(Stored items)
%%

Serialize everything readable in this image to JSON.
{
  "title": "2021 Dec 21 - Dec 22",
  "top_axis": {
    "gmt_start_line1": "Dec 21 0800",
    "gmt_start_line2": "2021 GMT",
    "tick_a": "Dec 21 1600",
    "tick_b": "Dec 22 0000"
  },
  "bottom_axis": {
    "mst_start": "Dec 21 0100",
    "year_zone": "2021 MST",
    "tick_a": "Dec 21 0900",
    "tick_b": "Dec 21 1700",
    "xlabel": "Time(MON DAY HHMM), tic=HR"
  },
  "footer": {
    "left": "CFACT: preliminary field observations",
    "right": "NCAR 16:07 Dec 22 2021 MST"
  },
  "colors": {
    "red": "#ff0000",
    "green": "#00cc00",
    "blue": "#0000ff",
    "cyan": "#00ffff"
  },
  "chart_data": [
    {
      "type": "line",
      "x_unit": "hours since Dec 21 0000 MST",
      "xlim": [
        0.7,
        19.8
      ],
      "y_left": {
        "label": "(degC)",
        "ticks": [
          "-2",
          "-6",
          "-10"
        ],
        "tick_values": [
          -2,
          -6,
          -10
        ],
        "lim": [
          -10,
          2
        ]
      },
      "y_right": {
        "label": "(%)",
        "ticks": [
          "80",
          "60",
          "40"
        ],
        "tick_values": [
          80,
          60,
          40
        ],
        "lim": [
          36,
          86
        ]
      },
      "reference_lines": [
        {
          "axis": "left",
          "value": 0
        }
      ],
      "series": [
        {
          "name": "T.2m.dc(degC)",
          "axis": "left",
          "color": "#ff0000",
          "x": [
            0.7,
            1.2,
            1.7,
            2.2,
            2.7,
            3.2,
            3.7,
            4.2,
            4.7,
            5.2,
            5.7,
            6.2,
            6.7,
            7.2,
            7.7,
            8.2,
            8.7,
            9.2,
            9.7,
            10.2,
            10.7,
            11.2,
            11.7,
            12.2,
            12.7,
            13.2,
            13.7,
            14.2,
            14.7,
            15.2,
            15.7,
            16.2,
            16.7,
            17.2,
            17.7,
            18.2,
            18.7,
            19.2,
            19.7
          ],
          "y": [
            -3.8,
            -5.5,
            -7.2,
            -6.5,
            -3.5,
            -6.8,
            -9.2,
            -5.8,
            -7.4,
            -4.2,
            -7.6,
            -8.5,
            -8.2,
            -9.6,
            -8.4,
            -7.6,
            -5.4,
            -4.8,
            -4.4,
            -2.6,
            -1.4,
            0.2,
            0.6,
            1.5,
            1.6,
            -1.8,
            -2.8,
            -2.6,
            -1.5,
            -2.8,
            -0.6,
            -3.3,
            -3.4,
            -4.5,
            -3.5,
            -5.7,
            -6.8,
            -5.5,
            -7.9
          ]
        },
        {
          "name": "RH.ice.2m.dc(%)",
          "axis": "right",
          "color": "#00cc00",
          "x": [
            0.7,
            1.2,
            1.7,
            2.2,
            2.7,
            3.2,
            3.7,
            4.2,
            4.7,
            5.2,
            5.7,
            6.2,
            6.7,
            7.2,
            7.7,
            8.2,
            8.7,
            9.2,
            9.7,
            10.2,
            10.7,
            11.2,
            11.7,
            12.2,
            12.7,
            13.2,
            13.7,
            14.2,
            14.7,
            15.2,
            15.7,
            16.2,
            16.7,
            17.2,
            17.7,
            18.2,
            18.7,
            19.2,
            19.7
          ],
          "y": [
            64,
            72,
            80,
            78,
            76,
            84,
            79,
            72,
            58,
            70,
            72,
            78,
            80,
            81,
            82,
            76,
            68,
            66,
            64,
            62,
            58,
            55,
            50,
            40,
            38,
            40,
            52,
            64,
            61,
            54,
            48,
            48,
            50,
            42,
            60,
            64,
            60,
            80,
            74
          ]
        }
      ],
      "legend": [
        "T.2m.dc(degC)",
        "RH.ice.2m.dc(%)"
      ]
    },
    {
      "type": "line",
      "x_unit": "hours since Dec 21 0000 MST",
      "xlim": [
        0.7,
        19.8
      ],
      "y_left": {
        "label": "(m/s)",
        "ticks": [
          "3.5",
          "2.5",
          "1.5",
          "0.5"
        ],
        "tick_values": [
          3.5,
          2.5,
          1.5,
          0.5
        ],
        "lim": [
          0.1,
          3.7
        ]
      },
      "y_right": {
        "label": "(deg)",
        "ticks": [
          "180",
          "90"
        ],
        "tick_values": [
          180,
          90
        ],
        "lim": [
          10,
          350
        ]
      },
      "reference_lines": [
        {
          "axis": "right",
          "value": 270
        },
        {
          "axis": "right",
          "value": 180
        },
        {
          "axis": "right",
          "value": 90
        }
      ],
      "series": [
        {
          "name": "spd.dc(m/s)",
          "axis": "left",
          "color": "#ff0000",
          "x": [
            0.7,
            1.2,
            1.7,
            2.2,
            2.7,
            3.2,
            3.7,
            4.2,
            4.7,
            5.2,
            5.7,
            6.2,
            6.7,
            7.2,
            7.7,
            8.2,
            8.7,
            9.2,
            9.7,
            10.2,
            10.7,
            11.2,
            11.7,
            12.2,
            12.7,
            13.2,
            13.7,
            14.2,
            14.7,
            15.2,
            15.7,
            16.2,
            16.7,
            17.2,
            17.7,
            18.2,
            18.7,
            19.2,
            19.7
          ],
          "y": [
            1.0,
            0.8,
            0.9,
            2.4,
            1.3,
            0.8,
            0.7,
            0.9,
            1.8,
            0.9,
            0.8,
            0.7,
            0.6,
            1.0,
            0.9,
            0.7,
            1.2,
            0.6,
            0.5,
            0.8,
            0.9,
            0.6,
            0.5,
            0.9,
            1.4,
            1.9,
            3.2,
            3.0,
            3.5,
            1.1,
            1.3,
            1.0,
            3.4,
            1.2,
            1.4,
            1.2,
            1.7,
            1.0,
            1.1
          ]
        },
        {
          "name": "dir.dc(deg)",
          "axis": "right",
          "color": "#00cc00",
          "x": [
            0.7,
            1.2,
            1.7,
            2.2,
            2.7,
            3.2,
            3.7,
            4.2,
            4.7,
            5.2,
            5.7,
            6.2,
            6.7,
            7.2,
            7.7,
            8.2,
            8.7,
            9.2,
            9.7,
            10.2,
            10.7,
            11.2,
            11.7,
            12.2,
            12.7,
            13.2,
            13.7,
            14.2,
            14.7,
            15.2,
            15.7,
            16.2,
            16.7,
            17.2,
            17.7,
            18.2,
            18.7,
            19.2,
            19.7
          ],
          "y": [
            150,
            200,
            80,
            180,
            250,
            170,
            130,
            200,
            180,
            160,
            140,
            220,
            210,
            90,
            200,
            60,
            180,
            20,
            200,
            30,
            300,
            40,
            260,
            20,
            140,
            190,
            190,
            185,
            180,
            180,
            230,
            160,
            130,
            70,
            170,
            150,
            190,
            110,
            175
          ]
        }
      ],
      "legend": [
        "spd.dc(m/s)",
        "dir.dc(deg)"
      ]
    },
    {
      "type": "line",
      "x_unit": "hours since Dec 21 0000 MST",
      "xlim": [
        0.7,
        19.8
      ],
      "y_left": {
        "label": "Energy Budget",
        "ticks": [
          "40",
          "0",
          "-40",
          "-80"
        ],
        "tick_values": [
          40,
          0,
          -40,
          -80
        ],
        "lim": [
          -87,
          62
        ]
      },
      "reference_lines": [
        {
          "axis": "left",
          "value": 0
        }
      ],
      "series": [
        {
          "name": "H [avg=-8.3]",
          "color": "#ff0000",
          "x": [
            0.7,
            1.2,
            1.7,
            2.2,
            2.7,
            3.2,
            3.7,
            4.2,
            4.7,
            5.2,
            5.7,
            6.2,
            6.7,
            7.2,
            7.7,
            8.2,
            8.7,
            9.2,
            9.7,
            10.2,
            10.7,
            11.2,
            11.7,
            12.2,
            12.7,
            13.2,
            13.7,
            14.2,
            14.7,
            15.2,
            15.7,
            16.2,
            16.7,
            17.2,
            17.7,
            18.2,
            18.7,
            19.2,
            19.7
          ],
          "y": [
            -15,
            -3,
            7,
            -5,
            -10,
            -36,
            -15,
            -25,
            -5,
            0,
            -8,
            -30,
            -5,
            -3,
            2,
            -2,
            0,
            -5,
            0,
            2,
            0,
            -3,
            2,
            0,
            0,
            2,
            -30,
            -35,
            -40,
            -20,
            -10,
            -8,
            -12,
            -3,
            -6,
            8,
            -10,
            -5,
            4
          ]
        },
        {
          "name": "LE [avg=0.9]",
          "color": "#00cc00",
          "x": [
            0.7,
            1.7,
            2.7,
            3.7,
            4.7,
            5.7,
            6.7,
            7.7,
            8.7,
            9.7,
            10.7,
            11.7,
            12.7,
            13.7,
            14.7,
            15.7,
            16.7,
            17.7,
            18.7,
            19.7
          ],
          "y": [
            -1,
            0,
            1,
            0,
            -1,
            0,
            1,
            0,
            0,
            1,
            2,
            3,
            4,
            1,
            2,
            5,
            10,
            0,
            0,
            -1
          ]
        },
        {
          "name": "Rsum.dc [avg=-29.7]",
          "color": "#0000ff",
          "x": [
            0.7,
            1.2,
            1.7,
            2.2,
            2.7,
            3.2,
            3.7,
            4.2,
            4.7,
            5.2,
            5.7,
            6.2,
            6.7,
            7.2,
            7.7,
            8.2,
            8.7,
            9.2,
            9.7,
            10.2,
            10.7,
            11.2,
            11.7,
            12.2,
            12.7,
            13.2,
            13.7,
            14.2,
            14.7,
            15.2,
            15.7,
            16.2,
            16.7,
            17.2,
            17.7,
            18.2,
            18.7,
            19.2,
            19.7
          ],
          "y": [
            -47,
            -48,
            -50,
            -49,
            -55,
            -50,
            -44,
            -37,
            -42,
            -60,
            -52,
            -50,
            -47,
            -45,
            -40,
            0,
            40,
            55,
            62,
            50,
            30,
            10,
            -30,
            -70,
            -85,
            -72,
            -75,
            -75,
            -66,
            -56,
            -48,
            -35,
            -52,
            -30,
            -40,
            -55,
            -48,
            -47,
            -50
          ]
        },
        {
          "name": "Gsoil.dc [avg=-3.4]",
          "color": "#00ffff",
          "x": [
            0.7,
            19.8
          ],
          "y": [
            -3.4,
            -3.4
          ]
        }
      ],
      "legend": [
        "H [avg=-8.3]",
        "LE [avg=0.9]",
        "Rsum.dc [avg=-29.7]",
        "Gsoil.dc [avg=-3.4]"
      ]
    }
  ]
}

%%

Find all lines with "name" in them and copy each one.

- **Exercise response**:
          "name": "T.2m.dc(degC)",
          "name": "RH.ice.2m.dc(%)",
          "name": "spd.dc(m/s)",
          "name": "dir.dc(deg)",
          "name": "H [avg=-8.3]",
          "name": "LE [avg=0.9]",
          "name": "Rsum.dc [avg=-29.7]",
          "name": "Gsoil.dc [avg=-3.4]",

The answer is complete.